Figure record listings
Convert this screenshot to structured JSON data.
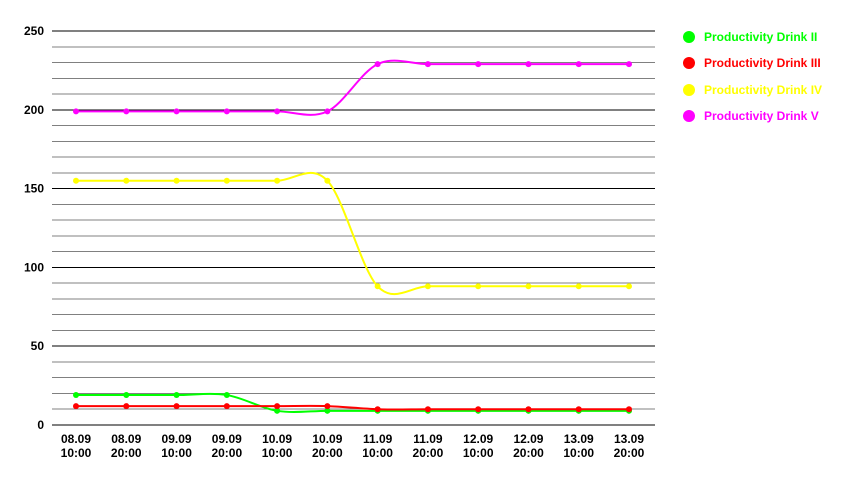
{
  "chart_data": {
    "type": "line",
    "title": "",
    "xlabel": "",
    "ylabel": "",
    "ylim": [
      0,
      250
    ],
    "y_ticks": [
      0,
      50,
      100,
      150,
      200,
      250
    ],
    "grid": "horizontal",
    "legend_position": "right",
    "categories": [
      [
        "08.09",
        "10:00"
      ],
      [
        "08.09",
        "20:00"
      ],
      [
        "09.09",
        "10:00"
      ],
      [
        "09.09",
        "20:00"
      ],
      [
        "10.09",
        "10:00"
      ],
      [
        "10.09",
        "20:00"
      ],
      [
        "11.09",
        "10:00"
      ],
      [
        "11.09",
        "20:00"
      ],
      [
        "12.09",
        "10:00"
      ],
      [
        "12.09",
        "20:00"
      ],
      [
        "13.09",
        "10:00"
      ],
      [
        "13.09",
        "20:00"
      ]
    ],
    "series": [
      {
        "name": "Productivity Drink II",
        "color": "#00ff00",
        "values": [
          19,
          19,
          19,
          19,
          9,
          9,
          9,
          9,
          9,
          9,
          9,
          9
        ]
      },
      {
        "name": "Productivity Drink III",
        "color": "#ff0000",
        "values": [
          12,
          12,
          12,
          12,
          12,
          12,
          10,
          10,
          10,
          10,
          10,
          10
        ]
      },
      {
        "name": "Productivity Drink IV",
        "color": "#ffff00",
        "values": [
          155,
          155,
          155,
          155,
          155,
          155,
          88,
          88,
          88,
          88,
          88,
          88
        ]
      },
      {
        "name": "Productivity Drink V",
        "color": "#ff00ff",
        "values": [
          199,
          199,
          199,
          199,
          199,
          199,
          229,
          229,
          229,
          229,
          229,
          229
        ]
      }
    ]
  }
}
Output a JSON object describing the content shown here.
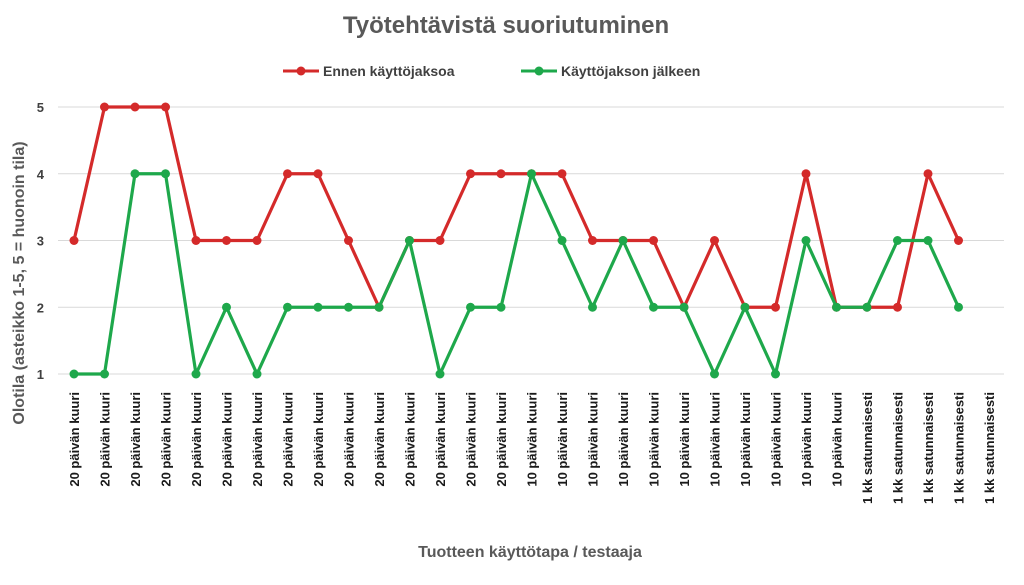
{
  "chart_data": {
    "type": "line",
    "title": "Työtehtävistä suoriutuminen",
    "xlabel": "Tuotteen käyttötapa / testaaja",
    "ylabel": "Olotila (asteikko 1-5, 5 = huonoin tila)",
    "ylim": [
      1,
      5
    ],
    "yticks": [
      "1",
      "2",
      "3",
      "4",
      "5"
    ],
    "grid": true,
    "legend_position": "top",
    "categories": [
      "20 päivän kuuri",
      "20 päivän kuuri",
      "20 päivän kuuri",
      "20 päivän kuuri",
      "20 päivän kuuri",
      "20 päivän kuuri",
      "20 päivän kuuri",
      "20 päivän kuuri",
      "20 päivän kuuri",
      "20 päivän kuuri",
      "20 päivän kuuri",
      "20 päivän kuuri",
      "20 päivän kuuri",
      "20 päivän kuuri",
      "20 päivän kuuri",
      "10 päivän kuuri",
      "10 päivän kuuri",
      "10 päivän kuuri",
      "10 päivän kuuri",
      "10 päivän kuuri",
      "10 päivän kuuri",
      "10 päivän kuuri",
      "10 päivän kuuri",
      "10 päivän kuuri",
      "10 päivän kuuri",
      "10 päivän kuuri",
      "1 kk satunnaisesti",
      "1 kk satunnaisesti",
      "1 kk satunnaisesti",
      "1 kk satunnaisesti",
      "1 kk satunnaisesti"
    ],
    "series": [
      {
        "name": "Ennen käyttöjaksoa",
        "color": "#d42a2a",
        "values": [
          3,
          5,
          5,
          5,
          3,
          3,
          3,
          4,
          4,
          3,
          2,
          3,
          3,
          4,
          4,
          4,
          4,
          3,
          3,
          3,
          2,
          3,
          2,
          2,
          4,
          2,
          2,
          2,
          4,
          3,
          null
        ]
      },
      {
        "name": "Käyttöjakson jälkeen",
        "color": "#1ea84b",
        "values": [
          1,
          1,
          4,
          4,
          1,
          2,
          1,
          2,
          2,
          2,
          2,
          3,
          1,
          2,
          2,
          4,
          3,
          2,
          3,
          2,
          2,
          1,
          2,
          1,
          3,
          2,
          2,
          3,
          3,
          2,
          null
        ]
      }
    ]
  }
}
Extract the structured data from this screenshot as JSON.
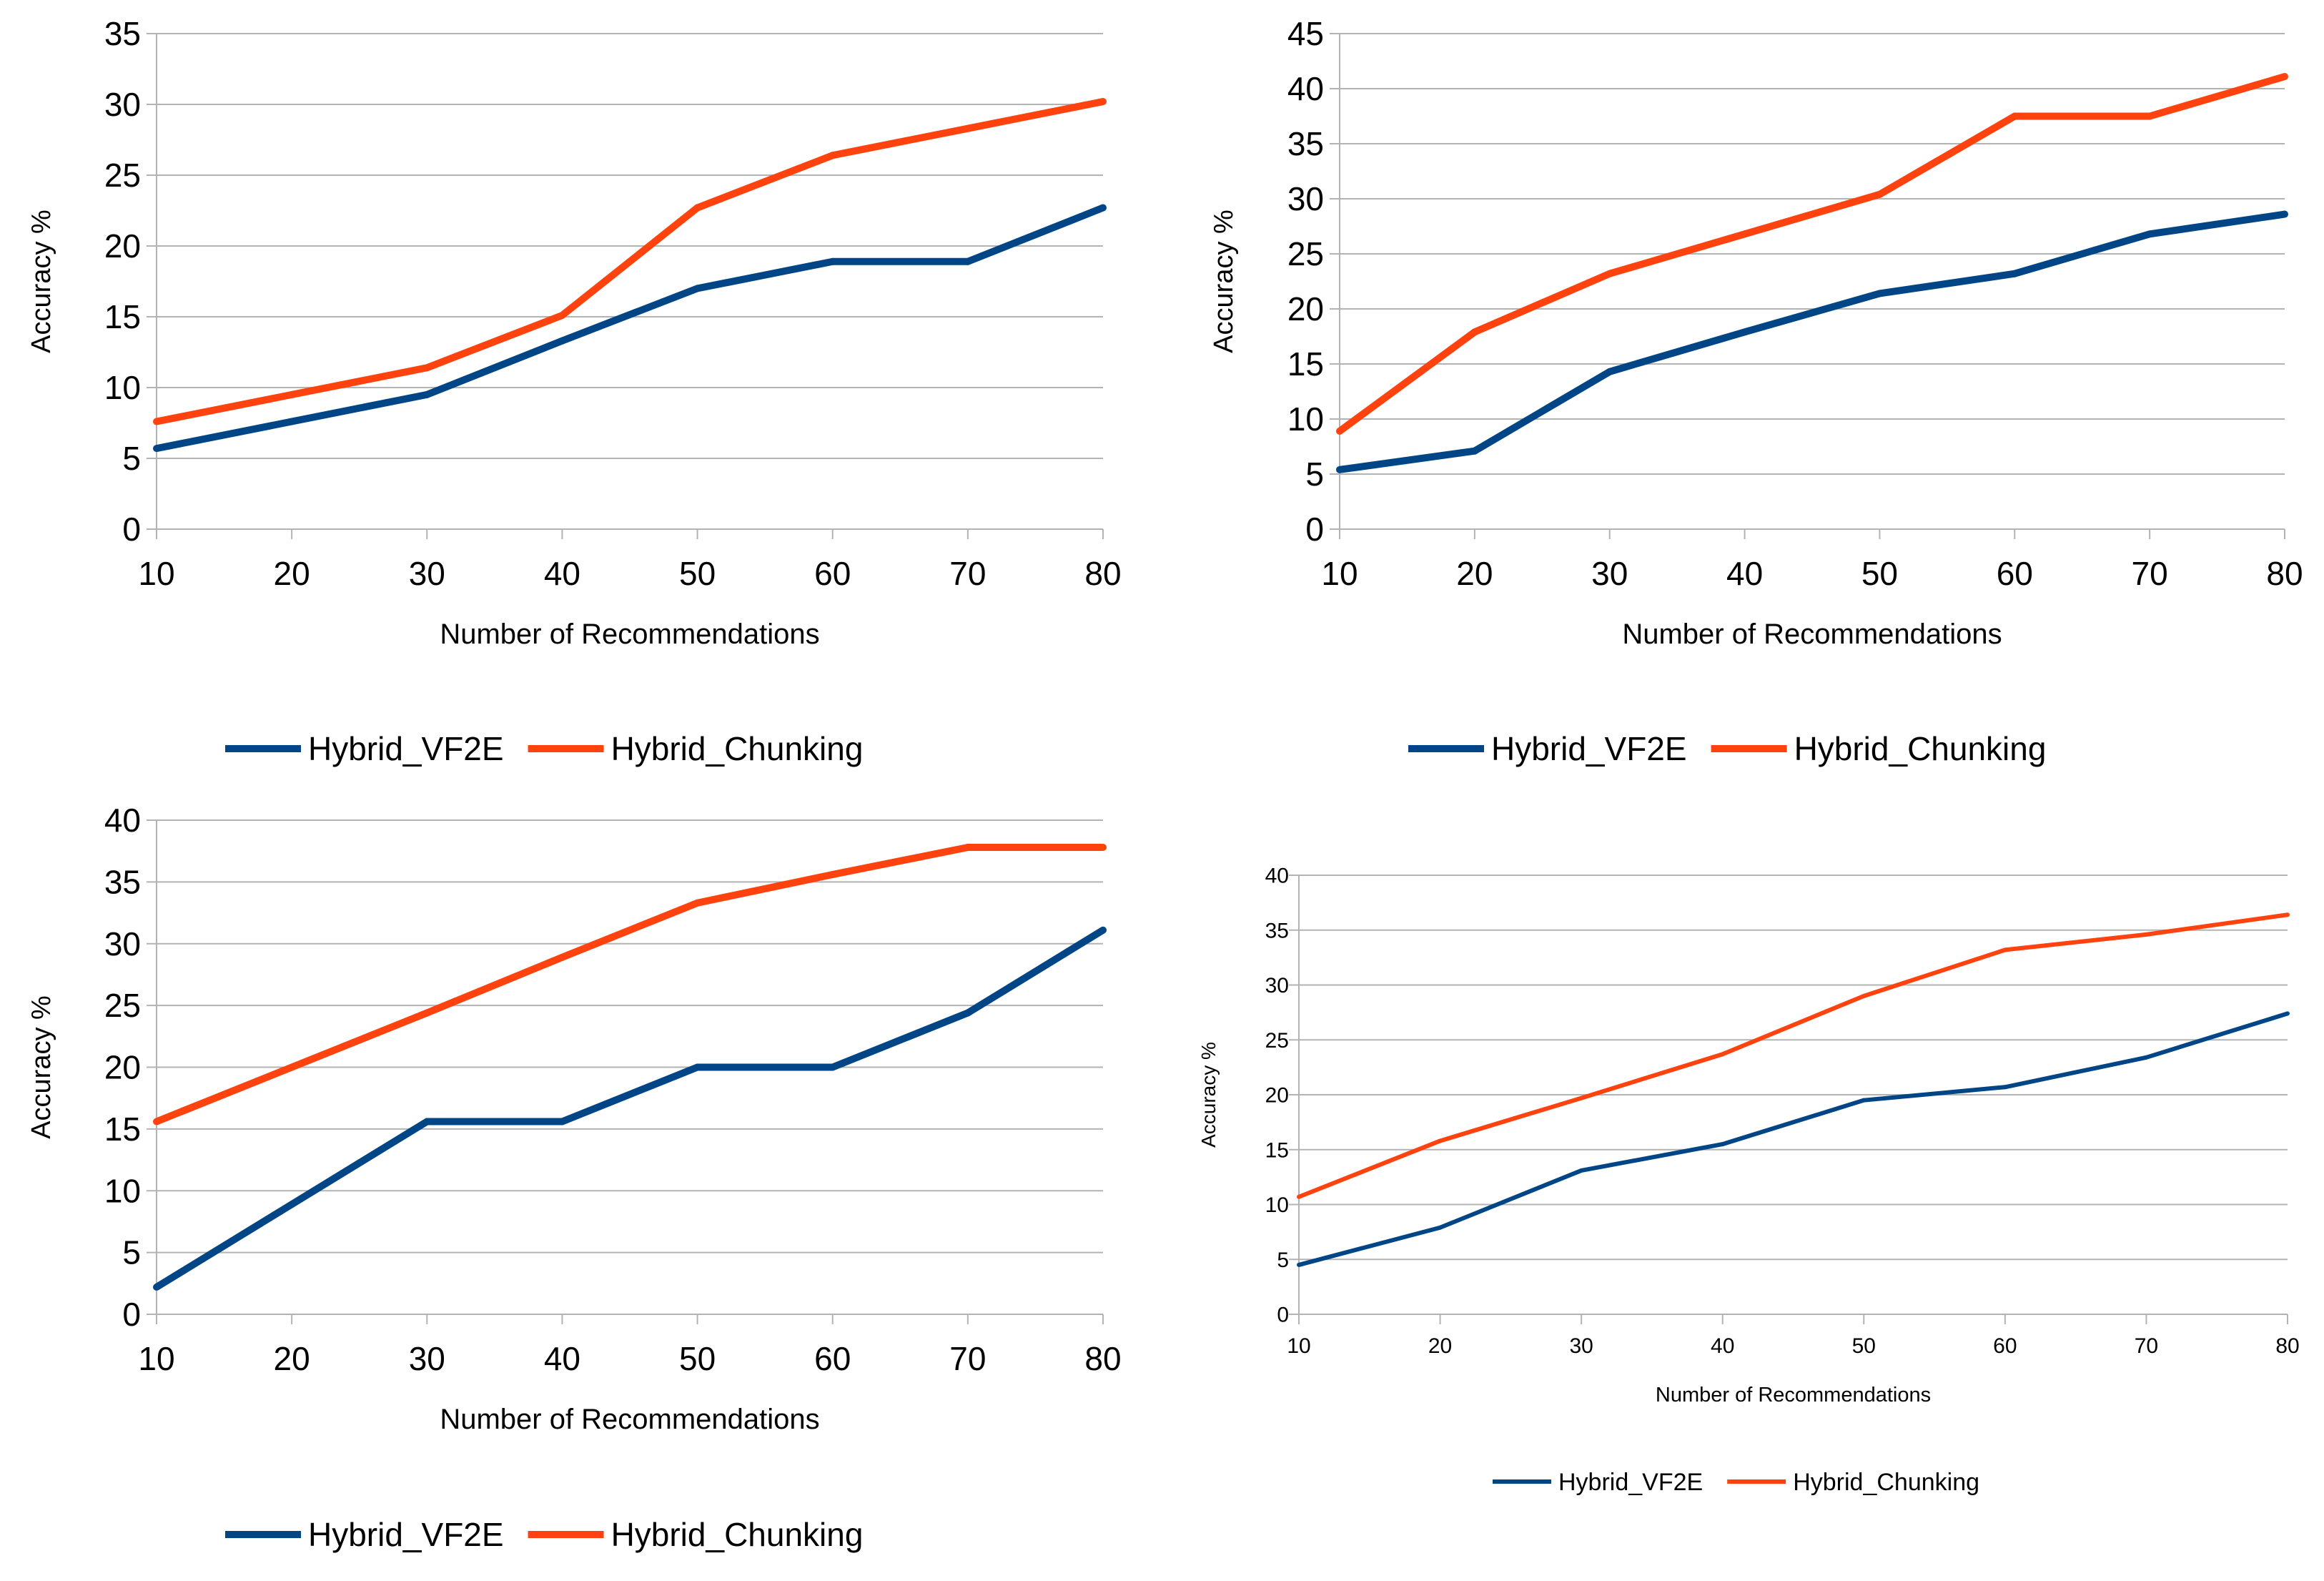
{
  "colors": {
    "series": [
      "#004586",
      "#ff420e"
    ],
    "grid": "#b3b3b3",
    "axis": "#b3b3b3",
    "background": "#ffffff"
  },
  "chart_data": [
    {
      "type": "line",
      "position": "top-left",
      "title": "",
      "xlabel": "Number of Recommendations",
      "ylabel": "Accuracy %",
      "x": [
        10,
        20,
        30,
        40,
        50,
        60,
        70,
        80
      ],
      "xlim": [
        10,
        80
      ],
      "ylim": [
        0,
        35
      ],
      "yticks": [
        0,
        5,
        10,
        15,
        20,
        25,
        30,
        35
      ],
      "grid": true,
      "legend": "bottom",
      "series": [
        {
          "name": "Hybrid_VF2E",
          "values": [
            5.7,
            7.6,
            9.5,
            13.3,
            17.0,
            18.9,
            18.9,
            22.7
          ]
        },
        {
          "name": "Hybrid_Chunking",
          "values": [
            7.6,
            9.5,
            11.4,
            15.1,
            22.7,
            26.4,
            28.3,
            30.2
          ]
        }
      ]
    },
    {
      "type": "line",
      "position": "top-right",
      "title": "",
      "xlabel": "Number of Recommendations",
      "ylabel": "Accuracy %",
      "x": [
        10,
        20,
        30,
        40,
        50,
        60,
        70,
        80
      ],
      "xlim": [
        10,
        80
      ],
      "ylim": [
        0,
        45
      ],
      "yticks": [
        0,
        5,
        10,
        15,
        20,
        25,
        30,
        35,
        40,
        45
      ],
      "grid": true,
      "legend": "bottom",
      "series": [
        {
          "name": "Hybrid_VF2E",
          "values": [
            5.4,
            7.1,
            14.3,
            17.9,
            21.4,
            23.2,
            26.8,
            28.6
          ]
        },
        {
          "name": "Hybrid_Chunking",
          "values": [
            8.9,
            17.9,
            23.2,
            26.8,
            30.4,
            37.5,
            37.5,
            41.1
          ]
        }
      ]
    },
    {
      "type": "line",
      "position": "bottom-left",
      "title": "",
      "xlabel": "Number of Recommendations",
      "ylabel": "Accuracy %",
      "x": [
        10,
        20,
        30,
        40,
        50,
        60,
        70,
        80
      ],
      "xlim": [
        10,
        80
      ],
      "ylim": [
        0,
        40
      ],
      "yticks": [
        0,
        5,
        10,
        15,
        20,
        25,
        30,
        35,
        40
      ],
      "grid": true,
      "legend": "bottom",
      "series": [
        {
          "name": "Hybrid_VF2E",
          "values": [
            2.2,
            8.9,
            15.6,
            15.6,
            20.0,
            20.0,
            24.4,
            31.1
          ]
        },
        {
          "name": "Hybrid_Chunking",
          "values": [
            15.6,
            20.0,
            24.4,
            28.9,
            33.3,
            35.6,
            37.8,
            37.8
          ]
        }
      ]
    },
    {
      "type": "line",
      "position": "bottom-right",
      "title": "",
      "xlabel": "Number of Recommendations",
      "ylabel": "Accuracy %",
      "x": [
        10,
        20,
        30,
        40,
        50,
        60,
        70,
        80
      ],
      "xlim": [
        10,
        80
      ],
      "ylim": [
        0,
        40
      ],
      "yticks": [
        0,
        5,
        10,
        15,
        20,
        25,
        30,
        35,
        40
      ],
      "grid": true,
      "legend": "bottom",
      "series": [
        {
          "name": "Hybrid_VF2E",
          "values": [
            4.5,
            7.9,
            13.1,
            15.5,
            19.5,
            20.7,
            23.4,
            27.4
          ]
        },
        {
          "name": "Hybrid_Chunking",
          "values": [
            10.7,
            15.8,
            19.7,
            23.7,
            29.0,
            33.2,
            34.6,
            36.4
          ]
        }
      ]
    }
  ]
}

▶ [WHAT THE TASK REQUIRES] Copy out the listing exactly as it stands, but not the pictures.

▶ [EXERCISE RESULT]
Convert this screenshot to structured JSON data.
{
  "chart_data": {
    "type": "line",
    "title": "",
    "xlabel": "",
    "ylabel": "",
    "ylim": [
      0,
      250
    ],
    "y_ticks": [
      0,
      50,
      100,
      150,
      200,
      250
    ],
    "grid": "horizontal",
    "legend_position": "right",
    "categories": [
      [
        "08.09",
        "10:00"
      ],
      [
        "08.09",
        "20:00"
      ],
      [
        "09.09",
        "10:00"
      ],
      [
        "09.09",
        "20:00"
      ],
      [
        "10.09",
        "10:00"
      ],
      [
        "10.09",
        "20:00"
      ],
      [
        "11.09",
        "10:00"
      ],
      [
        "11.09",
        "20:00"
      ],
      [
        "12.09",
        "10:00"
      ],
      [
        "12.09",
        "20:00"
      ],
      [
        "13.09",
        "10:00"
      ],
      [
        "13.09",
        "20:00"
      ]
    ],
    "series": [
      {
        "name": "Productivity Drink II",
        "color": "#00ff00",
        "values": [
          19,
          19,
          19,
          19,
          9,
          9,
          9,
          9,
          9,
          9,
          9,
          9
        ]
      },
      {
        "name": "Productivity Drink III",
        "color": "#ff0000",
        "values": [
          12,
          12,
          12,
          12,
          12,
          12,
          10,
          10,
          10,
          10,
          10,
          10
        ]
      },
      {
        "name": "Productivity Drink IV",
        "color": "#ffff00",
        "values": [
          155,
          155,
          155,
          155,
          155,
          155,
          88,
          88,
          88,
          88,
          88,
          88
        ]
      },
      {
        "name": "Productivity Drink V",
        "color": "#ff00ff",
        "values": [
          199,
          199,
          199,
          199,
          199,
          199,
          229,
          229,
          229,
          229,
          229,
          229
        ]
      }
    ]
  }
}
Output a JSON object describing the content shown here.
{
  "chart_data": {
    "type": "line",
    "title": "Työtehtävistä suoriutuminen",
    "xlabel": "Tuotteen käyttötapa / testaaja",
    "ylabel": "Olotila (asteikko 1-5, 5 = huonoin tila)",
    "ylim": [
      1,
      5
    ],
    "yticks": [
      "1",
      "2",
      "3",
      "4",
      "5"
    ],
    "grid": true,
    "legend_position": "top",
    "categories": [
      "20 päivän kuuri",
      "20 päivän kuuri",
      "20 päivän kuuri",
      "20 päivän kuuri",
      "20 päivän kuuri",
      "20 päivän kuuri",
      "20 päivän kuuri",
      "20 päivän kuuri",
      "20 päivän kuuri",
      "20 päivän kuuri",
      "20 päivän kuuri",
      "20 päivän kuuri",
      "20 päivän kuuri",
      "20 päivän kuuri",
      "20 päivän kuuri",
      "10 päivän kuuri",
      "10 päivän kuuri",
      "10 päivän kuuri",
      "10 päivän kuuri",
      "10 päivän kuuri",
      "10 päivän kuuri",
      "10 päivän kuuri",
      "10 päivän kuuri",
      "10 päivän kuuri",
      "10 päivän kuuri",
      "10 päivän kuuri",
      "1 kk satunnaisesti",
      "1 kk satunnaisesti",
      "1 kk satunnaisesti",
      "1 kk satunnaisesti",
      "1 kk satunnaisesti"
    ],
    "series": [
      {
        "name": "Ennen käyttöjaksoa",
        "color": "#d42a2a",
        "values": [
          3,
          5,
          5,
          5,
          3,
          3,
          3,
          4,
          4,
          3,
          2,
          3,
          3,
          4,
          4,
          4,
          4,
          3,
          3,
          3,
          2,
          3,
          2,
          2,
          4,
          2,
          2,
          2,
          4,
          3,
          null
        ]
      },
      {
        "name": "Käyttöjakson jälkeen",
        "color": "#1ea84b",
        "values": [
          1,
          1,
          4,
          4,
          1,
          2,
          1,
          2,
          2,
          2,
          2,
          3,
          1,
          2,
          2,
          4,
          3,
          2,
          3,
          2,
          2,
          1,
          2,
          1,
          3,
          2,
          2,
          3,
          3,
          2,
          null
        ]
      }
    ]
  }
}
Extract the structured data from this screenshot as JSON.
{
  "colors": {
    "series": [
      "#004586",
      "#ff420e"
    ],
    "grid": "#b3b3b3",
    "axis": "#b3b3b3",
    "background": "#ffffff"
  },
  "chart_data": [
    {
      "type": "line",
      "position": "top-left",
      "title": "",
      "xlabel": "Number of Recommendations",
      "ylabel": "Accuracy %",
      "x": [
        10,
        20,
        30,
        40,
        50,
        60,
        70,
        80
      ],
      "xlim": [
        10,
        80
      ],
      "ylim": [
        0,
        35
      ],
      "yticks": [
        0,
        5,
        10,
        15,
        20,
        25,
        30,
        35
      ],
      "grid": true,
      "legend": "bottom",
      "series": [
        {
          "name": "Hybrid_VF2E",
          "values": [
            5.7,
            7.6,
            9.5,
            13.3,
            17.0,
            18.9,
            18.9,
            22.7
          ]
        },
        {
          "name": "Hybrid_Chunking",
          "values": [
            7.6,
            9.5,
            11.4,
            15.1,
            22.7,
            26.4,
            28.3,
            30.2
          ]
        }
      ]
    },
    {
      "type": "line",
      "position": "top-right",
      "title": "",
      "xlabel": "Number of Recommendations",
      "ylabel": "Accuracy %",
      "x": [
        10,
        20,
        30,
        40,
        50,
        60,
        70,
        80
      ],
      "xlim": [
        10,
        80
      ],
      "ylim": [
        0,
        45
      ],
      "yticks": [
        0,
        5,
        10,
        15,
        20,
        25,
        30,
        35,
        40,
        45
      ],
      "grid": true,
      "legend": "bottom",
      "series": [
        {
          "name": "Hybrid_VF2E",
          "values": [
            5.4,
            7.1,
            14.3,
            17.9,
            21.4,
            23.2,
            26.8,
            28.6
          ]
        },
        {
          "name": "Hybrid_Chunking",
          "values": [
            8.9,
            17.9,
            23.2,
            26.8,
            30.4,
            37.5,
            37.5,
            41.1
          ]
        }
      ]
    },
    {
      "type": "line",
      "position": "bottom-left",
      "title": "",
      "xlabel": "Number of Recommendations",
      "ylabel": "Accuracy %",
      "x": [
        10,
        20,
        30,
        40,
        50,
        60,
        70,
        80
      ],
      "xlim": [
        10,
        80
      ],
      "ylim": [
        0,
        40
      ],
      "yticks": [
        0,
        5,
        10,
        15,
        20,
        25,
        30,
        35,
        40
      ],
      "grid": true,
      "legend": "bottom",
      "series": [
        {
          "name": "Hybrid_VF2E",
          "values": [
            2.2,
            8.9,
            15.6,
            15.6,
            20.0,
            20.0,
            24.4,
            31.1
          ]
        },
        {
          "name": "Hybrid_Chunking",
          "values": [
            15.6,
            20.0,
            24.4,
            28.9,
            33.3,
            35.6,
            37.8,
            37.8
          ]
        }
      ]
    },
    {
      "type": "line",
      "position": "bottom-right",
      "title": "",
      "xlabel": "Number of Recommendations",
      "ylabel": "Accuracy %",
      "x": [
        10,
        20,
        30,
        40,
        50,
        60,
        70,
        80
      ],
      "xlim": [
        10,
        80
      ],
      "ylim": [
        0,
        40
      ],
      "yticks": [
        0,
        5,
        10,
        15,
        20,
        25,
        30,
        35,
        40
      ],
      "grid": true,
      "legend": "bottom",
      "series": [
        {
          "name": "Hybrid_VF2E",
          "values": [
            4.5,
            7.9,
            13.1,
            15.5,
            19.5,
            20.7,
            23.4,
            27.4
          ]
        },
        {
          "name": "Hybrid_Chunking",
          "values": [
            10.7,
            15.8,
            19.7,
            23.7,
            29.0,
            33.2,
            34.6,
            36.4
          ]
        }
      ]
    }
  ]
}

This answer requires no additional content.